Prompt:
Extract the complete listing and repeat it word for word.

Extracted data:
# # # # #

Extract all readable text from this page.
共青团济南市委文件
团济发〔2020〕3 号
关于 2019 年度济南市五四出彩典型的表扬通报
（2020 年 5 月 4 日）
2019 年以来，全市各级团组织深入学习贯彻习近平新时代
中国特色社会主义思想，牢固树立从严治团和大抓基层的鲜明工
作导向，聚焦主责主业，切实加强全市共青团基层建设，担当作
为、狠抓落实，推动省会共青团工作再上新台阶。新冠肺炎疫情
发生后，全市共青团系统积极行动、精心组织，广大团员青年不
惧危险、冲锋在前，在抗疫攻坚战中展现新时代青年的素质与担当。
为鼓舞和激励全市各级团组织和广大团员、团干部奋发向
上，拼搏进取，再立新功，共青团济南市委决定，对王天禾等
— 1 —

# # # # #

Correct output:
Extract all readable text from this page.
共青团济南市委文件
团济发〔2020〕3 号
关于 2019 年度济南市五四出彩典型的表扬通报
（2020 年 5 月 4 日）
2019 年以来，全市各级团组织深入学习贯彻习近平新时代
中国特色社会主义思想，牢固树立从严治团和大抓基层的鲜明工
作导向，聚焦主责主业，切实加强全市共青团基层建设，担当作
为、狠抓落实，推动省会共青团工作再上新台阶。新冠肺炎疫情
发生后，全市共青团系统积极行动、精心组织，广大团员青年不
惧危险、冲锋在前，在抗疫攻坚战中展现新时代青年的素质与担当。
为鼓舞和激励全市各级团组织和广大团员、团干部奋发向
上，拼搏进取，再立新功，共青团济南市委决定，对王天禾等
— 1 —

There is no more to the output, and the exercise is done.